▼▼▼

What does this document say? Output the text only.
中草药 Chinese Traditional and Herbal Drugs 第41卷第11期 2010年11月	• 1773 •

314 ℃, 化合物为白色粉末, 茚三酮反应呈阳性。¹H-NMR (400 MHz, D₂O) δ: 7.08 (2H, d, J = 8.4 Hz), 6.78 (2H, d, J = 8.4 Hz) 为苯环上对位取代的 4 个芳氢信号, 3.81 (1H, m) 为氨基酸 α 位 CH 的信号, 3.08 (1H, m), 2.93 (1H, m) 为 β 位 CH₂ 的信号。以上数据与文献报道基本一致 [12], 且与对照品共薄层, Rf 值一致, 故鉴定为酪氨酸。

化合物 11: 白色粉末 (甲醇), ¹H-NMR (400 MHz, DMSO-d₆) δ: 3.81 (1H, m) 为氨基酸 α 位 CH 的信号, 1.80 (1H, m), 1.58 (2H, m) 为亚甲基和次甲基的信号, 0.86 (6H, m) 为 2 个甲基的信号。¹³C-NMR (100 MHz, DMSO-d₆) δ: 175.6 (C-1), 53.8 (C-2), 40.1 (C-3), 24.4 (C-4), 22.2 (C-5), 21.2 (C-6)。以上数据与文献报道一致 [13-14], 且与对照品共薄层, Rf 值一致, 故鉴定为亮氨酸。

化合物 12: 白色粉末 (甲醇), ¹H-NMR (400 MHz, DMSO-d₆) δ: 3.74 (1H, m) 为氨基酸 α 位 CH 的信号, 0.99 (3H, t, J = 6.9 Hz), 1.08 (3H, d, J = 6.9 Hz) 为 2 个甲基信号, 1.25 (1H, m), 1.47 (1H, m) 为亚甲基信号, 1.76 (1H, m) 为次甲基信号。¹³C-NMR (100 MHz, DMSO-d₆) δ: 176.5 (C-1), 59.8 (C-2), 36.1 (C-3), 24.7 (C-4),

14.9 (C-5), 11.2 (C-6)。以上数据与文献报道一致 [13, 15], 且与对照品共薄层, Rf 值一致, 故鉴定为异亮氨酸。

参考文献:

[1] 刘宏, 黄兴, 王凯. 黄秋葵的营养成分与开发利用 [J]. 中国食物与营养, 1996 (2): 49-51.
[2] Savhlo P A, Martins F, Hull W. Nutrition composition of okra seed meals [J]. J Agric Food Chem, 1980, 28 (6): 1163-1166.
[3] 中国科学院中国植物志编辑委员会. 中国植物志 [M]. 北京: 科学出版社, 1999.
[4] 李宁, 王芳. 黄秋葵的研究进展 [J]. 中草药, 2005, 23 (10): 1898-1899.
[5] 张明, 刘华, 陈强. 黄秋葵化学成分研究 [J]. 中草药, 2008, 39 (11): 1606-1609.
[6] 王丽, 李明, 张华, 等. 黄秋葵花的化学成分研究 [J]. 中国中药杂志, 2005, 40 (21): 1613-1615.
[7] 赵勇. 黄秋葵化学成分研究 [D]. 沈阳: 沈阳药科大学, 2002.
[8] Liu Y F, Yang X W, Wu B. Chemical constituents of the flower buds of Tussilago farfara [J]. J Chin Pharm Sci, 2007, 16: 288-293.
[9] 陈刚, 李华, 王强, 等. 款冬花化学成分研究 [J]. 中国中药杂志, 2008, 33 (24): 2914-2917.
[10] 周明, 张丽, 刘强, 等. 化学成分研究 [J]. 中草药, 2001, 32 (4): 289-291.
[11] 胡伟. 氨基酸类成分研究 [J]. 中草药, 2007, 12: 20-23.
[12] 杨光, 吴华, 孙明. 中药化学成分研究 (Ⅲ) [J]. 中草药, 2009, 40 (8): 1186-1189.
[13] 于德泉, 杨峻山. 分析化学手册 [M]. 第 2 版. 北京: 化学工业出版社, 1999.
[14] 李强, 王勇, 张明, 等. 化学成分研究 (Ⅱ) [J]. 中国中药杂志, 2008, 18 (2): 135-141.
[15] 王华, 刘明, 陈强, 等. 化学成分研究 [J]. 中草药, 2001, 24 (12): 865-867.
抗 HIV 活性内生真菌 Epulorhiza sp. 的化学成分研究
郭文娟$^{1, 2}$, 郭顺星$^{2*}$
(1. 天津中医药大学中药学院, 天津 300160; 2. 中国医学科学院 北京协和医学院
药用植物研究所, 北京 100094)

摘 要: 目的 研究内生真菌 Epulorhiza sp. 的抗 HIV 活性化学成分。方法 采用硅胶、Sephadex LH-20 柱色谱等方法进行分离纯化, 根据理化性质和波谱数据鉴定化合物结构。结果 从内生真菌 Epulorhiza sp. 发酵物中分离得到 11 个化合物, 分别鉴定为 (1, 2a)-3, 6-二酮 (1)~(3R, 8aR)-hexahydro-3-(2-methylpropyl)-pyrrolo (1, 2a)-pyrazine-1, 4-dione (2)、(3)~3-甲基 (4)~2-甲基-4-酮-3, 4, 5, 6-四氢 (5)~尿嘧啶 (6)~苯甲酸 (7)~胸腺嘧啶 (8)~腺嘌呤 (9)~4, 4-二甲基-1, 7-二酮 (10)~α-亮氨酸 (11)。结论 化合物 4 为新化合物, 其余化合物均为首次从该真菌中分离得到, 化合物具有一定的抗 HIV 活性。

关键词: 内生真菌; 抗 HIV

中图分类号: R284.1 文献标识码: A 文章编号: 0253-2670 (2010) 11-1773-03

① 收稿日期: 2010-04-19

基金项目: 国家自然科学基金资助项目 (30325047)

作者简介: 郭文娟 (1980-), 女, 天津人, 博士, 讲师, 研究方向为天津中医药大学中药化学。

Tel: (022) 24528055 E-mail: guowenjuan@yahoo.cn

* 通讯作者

▲▲▲

Go through the records. Copy each line where "DMSO" appears.

化合物 11: 白色粉末 (甲醇), ¹H-NMR (400 MHz, DMSO-d₆) δ: 3.81 (1H, m) 为氨基酸 α 位 CH 的信号, 1.80 (1H, m), 1.58 (2H, m) 为亚甲基和次甲基的信号, 0.86 (6H, m) 为 2 个甲基的信号。¹³C-NMR (100 MHz, DMSO-d₆) δ: 175.6 (C-1), 53.8 (C-2), 40.1 (C-3), 24.4 (C-4), 22.2 (C-5), 21.2 (C-6)。以上数据与文献报道一致 [13-14], 且与对照品共薄层, Rf 值一致, 故鉴定为亮氨酸。
化合物 12: 白色粉末 (甲醇), ¹H-NMR (400 MHz, DMSO-d₆) δ: 3.74 (1H, m) 为氨基酸 α 位 CH 的信号, 0.99 (3H, t, J = 6.9 Hz), 1.08 (3H, d, J = 6.9 Hz) 为 2 个甲基信号, 1.25 (1H, m), 1.47 (1H, m) 为亚甲基信号, 1.76 (1H, m) 为次甲基信号。¹³C-NMR (100 MHz, DMSO-d₆) δ: 176.5 (C-1), 59.8 (C-2), 36.1 (C-3), 24.7 (C-4),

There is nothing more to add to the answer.